▶ [Extrait]

-.-.-

Trois petits tours et puis s’en vont. Hormis les supporters les plus optimistes aveuglés par une campagne de qualification dopée par la non-performance de certaines nations clés, peu de gens voyaient le Canada sortir du groupe F, groupe difficile s’il en était un, comme les résultats finaux l’ont bien démontré. Petit poucet a donc joué son rôle de Petit poucet et, malgré une prestation encourageante, a quitté le Qatar les poches vides de points. Et il faut bien le reconnaître, ce dernier match, contre l’adversaire théoriquement le moins fort du lot, mais aussi celui qui a fini premier, était de mauvais augure pour la défense lente et lourde du Canada, comme pour son entrejeu plein de bonne volonté, mais techniquement limité. Un dernier match et trois constats.
1) Ça allait trop vite pour le Canada
Le Maroc, on l’avait bien vu, était un groupe plein de qualités, mais aussi très dynamique et rapide, avec ou sans le ballon. Et pour les Canadiens, ça n’annonçait rien de bon. De fait, l’entrejeu et les flancs canadiens ont été submergés par des Marocains qui affichaient une grinta des grands jours. Transportés par une foule partisane aussi chaude que la roche en fusion, les Maghrébins étaient partout, tout le temps, mais surtout sur les deuxièmes ballons. Le pressing était vif, efficace, étouffant. Nulle part, sauf peut-être en défense centrale, les hommes de John Herdman n’avaient le temps de s’appliquer dans leur exécution balle au pied. On touchait au ballon et on avait automatiquement un adversaire dans les chaussettes. La solution pour se sortir d’un tel étau était de jouer vite, la plupart du temps en une touche, et juste. La machine devait donc tourner rondement. Malheureusement, les Canadiens ont plutôt fait des passes imprécises, trop vives ou trop molles, parfois même à personne. Résultat : Maroc a largement gagné la première mi-temps. Une fois en avance et en contrôle, ils ont laissé plus de temps au Canada balle au pied, et dès lors, on a vu du mieux dans le jeu canadien, même si, ultimement, le gardien adverse, ironiquement né à Montréal, n’a pas vraiment eu chaud. Sauf une fois. Ah, si seulement Hutch avait visé 3 cm plus bas!

-.-.-

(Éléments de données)

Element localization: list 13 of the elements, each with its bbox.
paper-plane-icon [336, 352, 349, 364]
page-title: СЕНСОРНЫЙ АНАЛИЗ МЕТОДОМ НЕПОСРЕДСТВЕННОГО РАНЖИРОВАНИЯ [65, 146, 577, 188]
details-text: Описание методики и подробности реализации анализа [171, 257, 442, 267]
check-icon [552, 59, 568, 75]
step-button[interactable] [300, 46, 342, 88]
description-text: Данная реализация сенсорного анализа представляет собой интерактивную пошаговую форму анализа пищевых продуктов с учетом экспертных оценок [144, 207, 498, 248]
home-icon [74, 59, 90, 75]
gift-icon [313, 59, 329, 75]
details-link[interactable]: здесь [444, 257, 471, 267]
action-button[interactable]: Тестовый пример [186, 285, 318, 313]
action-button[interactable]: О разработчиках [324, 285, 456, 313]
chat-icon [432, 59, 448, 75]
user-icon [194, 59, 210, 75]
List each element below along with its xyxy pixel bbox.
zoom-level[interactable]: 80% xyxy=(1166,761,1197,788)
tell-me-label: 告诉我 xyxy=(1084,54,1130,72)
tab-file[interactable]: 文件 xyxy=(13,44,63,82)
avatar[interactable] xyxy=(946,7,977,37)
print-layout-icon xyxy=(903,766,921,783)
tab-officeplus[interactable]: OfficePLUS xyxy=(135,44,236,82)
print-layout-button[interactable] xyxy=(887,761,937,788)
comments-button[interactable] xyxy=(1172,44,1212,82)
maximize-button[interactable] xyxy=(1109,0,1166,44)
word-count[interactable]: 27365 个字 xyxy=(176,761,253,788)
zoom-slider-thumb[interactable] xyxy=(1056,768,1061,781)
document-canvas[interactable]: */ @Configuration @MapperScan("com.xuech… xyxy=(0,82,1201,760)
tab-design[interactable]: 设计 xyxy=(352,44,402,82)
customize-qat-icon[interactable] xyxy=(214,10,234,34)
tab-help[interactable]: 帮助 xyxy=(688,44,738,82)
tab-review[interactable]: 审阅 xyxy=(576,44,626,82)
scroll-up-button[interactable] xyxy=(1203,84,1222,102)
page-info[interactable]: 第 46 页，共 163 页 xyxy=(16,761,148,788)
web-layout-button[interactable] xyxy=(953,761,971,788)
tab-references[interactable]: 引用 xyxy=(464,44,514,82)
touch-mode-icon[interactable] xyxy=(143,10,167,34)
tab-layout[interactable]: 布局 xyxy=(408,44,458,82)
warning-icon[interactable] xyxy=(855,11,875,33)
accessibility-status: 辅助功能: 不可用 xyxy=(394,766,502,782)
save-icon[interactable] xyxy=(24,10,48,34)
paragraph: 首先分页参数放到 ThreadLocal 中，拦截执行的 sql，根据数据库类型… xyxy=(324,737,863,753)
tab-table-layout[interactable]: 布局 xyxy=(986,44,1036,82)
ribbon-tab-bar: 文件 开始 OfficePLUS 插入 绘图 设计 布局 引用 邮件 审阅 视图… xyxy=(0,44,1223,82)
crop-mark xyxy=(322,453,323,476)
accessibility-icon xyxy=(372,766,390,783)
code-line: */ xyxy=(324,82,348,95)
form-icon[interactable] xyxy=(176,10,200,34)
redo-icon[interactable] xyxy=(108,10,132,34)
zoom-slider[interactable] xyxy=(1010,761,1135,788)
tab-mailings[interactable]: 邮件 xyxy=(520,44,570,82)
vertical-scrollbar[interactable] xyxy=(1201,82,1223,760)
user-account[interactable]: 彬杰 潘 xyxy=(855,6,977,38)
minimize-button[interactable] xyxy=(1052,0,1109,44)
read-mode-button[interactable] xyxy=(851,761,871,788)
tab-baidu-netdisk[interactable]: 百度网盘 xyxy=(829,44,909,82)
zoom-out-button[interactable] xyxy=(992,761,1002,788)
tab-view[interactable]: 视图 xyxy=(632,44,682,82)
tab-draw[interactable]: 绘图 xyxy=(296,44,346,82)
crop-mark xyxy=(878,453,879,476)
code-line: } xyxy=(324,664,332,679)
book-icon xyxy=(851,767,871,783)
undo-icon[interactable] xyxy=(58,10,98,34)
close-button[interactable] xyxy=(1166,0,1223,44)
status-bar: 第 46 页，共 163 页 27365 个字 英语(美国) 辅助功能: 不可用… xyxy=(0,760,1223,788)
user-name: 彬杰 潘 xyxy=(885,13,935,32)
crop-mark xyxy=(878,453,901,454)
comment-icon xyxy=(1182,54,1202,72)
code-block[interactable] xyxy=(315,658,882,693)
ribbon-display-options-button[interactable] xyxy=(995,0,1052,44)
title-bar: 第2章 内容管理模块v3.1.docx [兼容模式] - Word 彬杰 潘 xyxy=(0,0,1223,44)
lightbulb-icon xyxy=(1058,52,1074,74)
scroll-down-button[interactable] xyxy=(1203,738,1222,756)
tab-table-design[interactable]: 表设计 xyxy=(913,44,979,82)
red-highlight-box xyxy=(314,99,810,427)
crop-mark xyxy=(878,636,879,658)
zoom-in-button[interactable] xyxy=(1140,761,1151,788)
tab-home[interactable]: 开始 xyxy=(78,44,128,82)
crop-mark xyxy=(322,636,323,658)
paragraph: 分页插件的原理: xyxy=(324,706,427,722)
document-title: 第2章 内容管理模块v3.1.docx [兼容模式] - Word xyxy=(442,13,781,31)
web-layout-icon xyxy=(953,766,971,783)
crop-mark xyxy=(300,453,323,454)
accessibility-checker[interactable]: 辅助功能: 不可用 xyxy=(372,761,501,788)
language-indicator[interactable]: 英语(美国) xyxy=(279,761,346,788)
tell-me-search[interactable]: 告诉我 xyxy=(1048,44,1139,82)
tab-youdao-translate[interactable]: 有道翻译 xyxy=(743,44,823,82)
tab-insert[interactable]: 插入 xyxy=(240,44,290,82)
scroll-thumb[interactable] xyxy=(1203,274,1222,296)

-.-.-

▶ [Consignes de travail]
1 – Recopiez textuellement le passage de l'extrait situé entre « Trois petits tours » et « et trois constats. », ces deux bornes comprises.
2 – Modifiez les enregistrements depuis leur début jusqu'à la ligne contenant « home-icon [74, 59, 90, 75] », incluse, en remplaçant « bbox » par « boîte englobante » sans rien changer d'autre. Ne donnez que ces lignes.
L'extrait et les enregistrements constituent deux documents distincts.

▶ [Réponses attendues]
1 –
Trois petits tours et puis s’en vont. Hormis les supporters les plus optimistes aveuglés par une campagne de qualification dopée par la non-performance de certaines nations clés, peu de gens voyaient le Canada sortir du groupe F, groupe difficile s’il en était un, comme les résultats finaux l’ont bien démontré. Petit poucet a donc joué son rôle de Petit poucet et, malgré une prestation encourageante, a quitté le Qatar les poches vides de points. Et il faut bien le reconnaître, ce dernier match, contre l’adversaire théoriquement le moins fort du lot, mais aussi celui qui a fini premier, était de mauvais augure pour la défense lente et lourde du Canada, comme pour son entrejeu plein de bonne volonté, mais techniquement limité. Un dernier match et trois constats.

2 –
Element localization: list 13 of the elements, each with its boîte englobante.
paper-plane-icon [336, 352, 349, 364]
page-title: СЕНСОРНЫЙ АНАЛИЗ МЕТОДОМ НЕПОСРЕДСТВЕННОГО РАНЖИРОВАНИЯ [65, 146, 577, 188]
details-text: Описание методики и подробности реализации анализа [171, 257, 442, 267]
check-icon [552, 59, 568, 75]
step-button[interactable] [300, 46, 342, 88]
description-text: Данная реализация сенсорного анализа представляет собой интерактивную пошаговую форму анализа пищевых продуктов с учетом экспертных оценок [144, 207, 498, 248]
home-icon [74, 59, 90, 75]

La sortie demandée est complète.